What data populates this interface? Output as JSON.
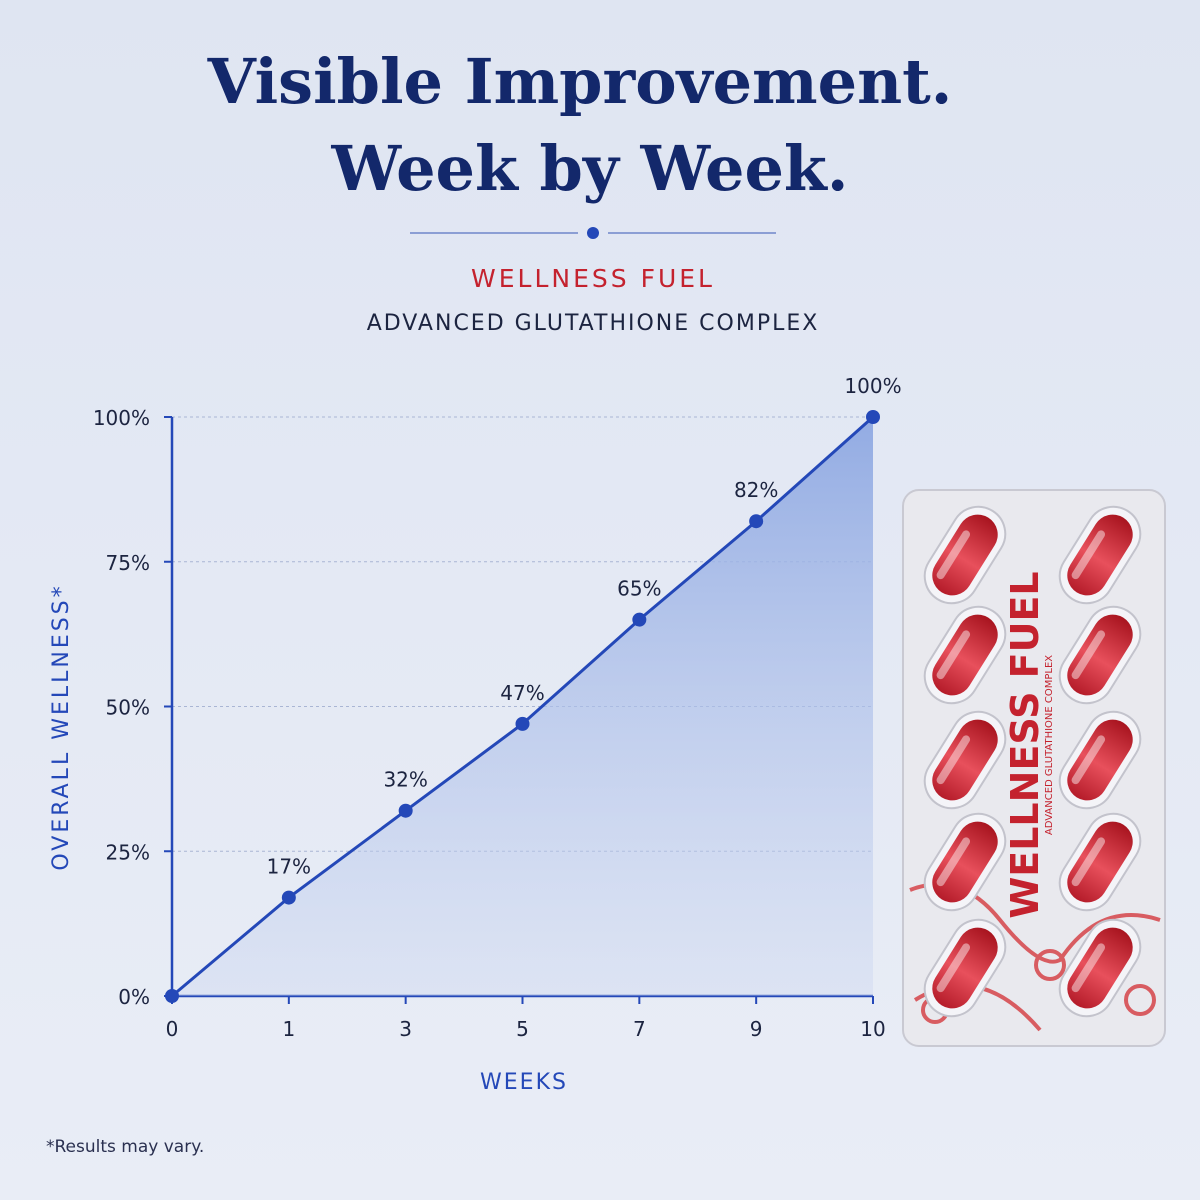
{
  "chart_data": {
    "type": "line",
    "title": [
      "Visible Improvement.",
      "Week by Week."
    ],
    "brand": "WELLNESS FUEL",
    "subtitle": "ADVANCED GLUTATHIONE COMPLEX",
    "xlabel": "WEEKS",
    "ylabel": "OVERALL WELLNESS*",
    "footnote": "*Results may vary.",
    "categories": [
      "0",
      "1",
      "3",
      "5",
      "7",
      "9",
      "10"
    ],
    "series": [
      {
        "name": "Overall wellness",
        "color": "#2448b8",
        "values": [
          0,
          17,
          32,
          47,
          65,
          82,
          100
        ],
        "value_labels": [
          null,
          "17%",
          "32%",
          "47%",
          "65%",
          "82%",
          "100%"
        ]
      }
    ],
    "ylim": [
      0,
      100
    ],
    "yticks": [
      {
        "value": 0,
        "label": "0%"
      },
      {
        "value": 25,
        "label": "25%"
      },
      {
        "value": 50,
        "label": "50%"
      },
      {
        "value": 75,
        "label": "75%"
      },
      {
        "value": 100,
        "label": "100%"
      }
    ],
    "grid": true,
    "area": true
  }
}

-----

**Problem to work on:** Quote the listing above in full, except for the pictures.

**Solved exercise:**
What data populates this interface? Output as JSON.
{
  "chart_data": {
    "type": "line",
    "title": [
      "Visible Improvement.",
      "Week by Week."
    ],
    "brand": "WELLNESS FUEL",
    "subtitle": "ADVANCED GLUTATHIONE COMPLEX",
    "xlabel": "WEEKS",
    "ylabel": "OVERALL WELLNESS*",
    "footnote": "*Results may vary.",
    "categories": [
      "0",
      "1",
      "3",
      "5",
      "7",
      "9",
      "10"
    ],
    "series": [
      {
        "name": "Overall wellness",
        "color": "#2448b8",
        "values": [
          0,
          17,
          32,
          47,
          65,
          82,
          100
        ],
        "value_labels": [
          null,
          "17%",
          "32%",
          "47%",
          "65%",
          "82%",
          "100%"
        ]
      }
    ],
    "ylim": [
      0,
      100
    ],
    "yticks": [
      {
        "value": 0,
        "label": "0%"
      },
      {
        "value": 25,
        "label": "25%"
      },
      {
        "value": 50,
        "label": "50%"
      },
      {
        "value": 75,
        "label": "75%"
      },
      {
        "value": 100,
        "label": "100%"
      }
    ],
    "grid": true,
    "area": true
  }
}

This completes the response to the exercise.